> [Work task]: For the word "enamel", count the lines of the data that include it and give only the total.

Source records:
####
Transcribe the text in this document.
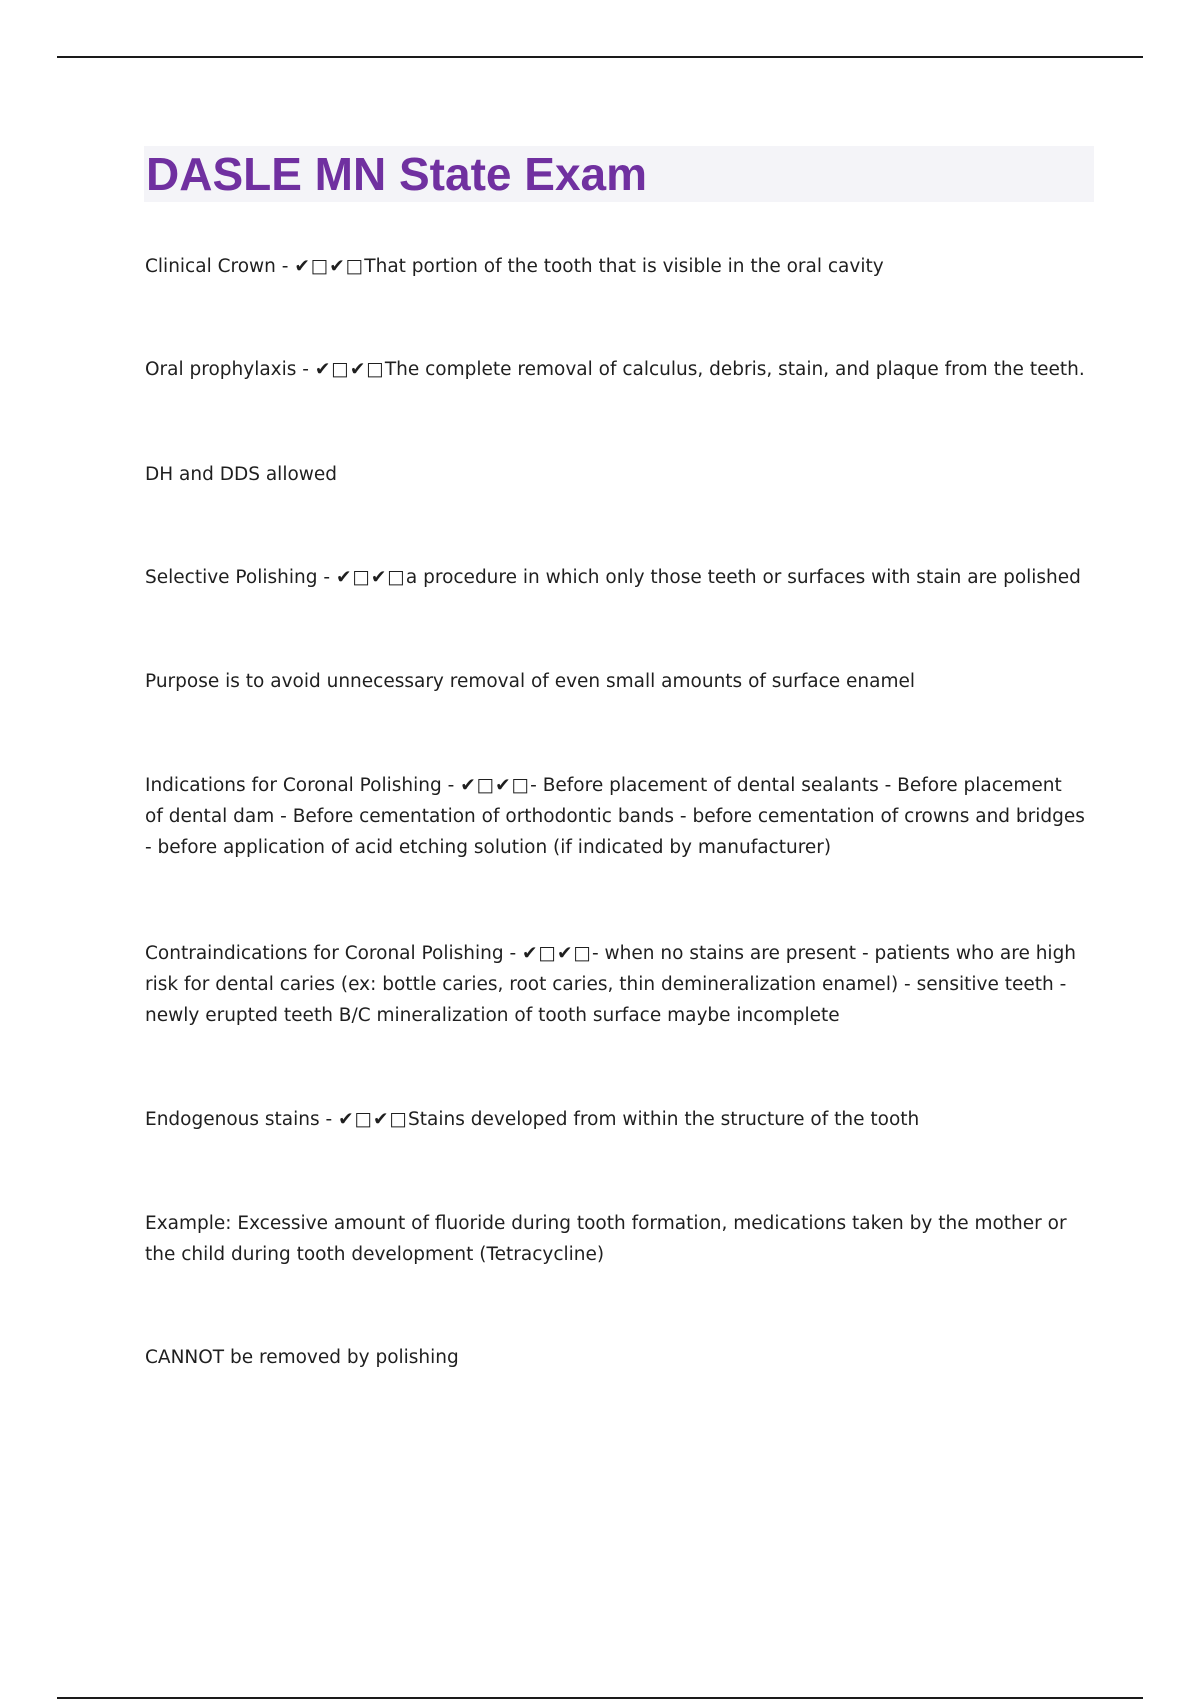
DASLE MN State Exam

Clinical Crown - ✔□✔□That portion of the tooth that is visible in the oral cavity

Oral prophylaxis - ✔□✔□The complete removal of calculus, debris, stain, and plaque from the teeth.

DH and DDS allowed

Selective Polishing - ✔□✔□a procedure in which only those teeth or surfaces with stain are polished

Purpose is to avoid unnecessary removal of even small amounts of surface enamel

Indications for Coronal Polishing - ✔□✔□- Before placement of dental sealants - Before placement of dental dam - Before cementation of orthodontic bands - before cementation of crowns and bridges - before application of acid etching solution (if indicated by manufacturer)

Contraindications for Coronal Polishing - ✔□✔□- when no stains are present - patients who are high risk for dental caries (ex: bottle caries, root caries, thin demineralization enamel) - sensitive teeth - newly erupted teeth B/C mineralization of tooth surface maybe incomplete

Endogenous stains - ✔□✔□Stains developed from within the structure of the tooth

Example: Excessive amount of fluoride during tooth formation, medications taken by the mother or the child during tooth development (Tetracycline)

CANNOT be removed by polishing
####
> [Response to the task]: 2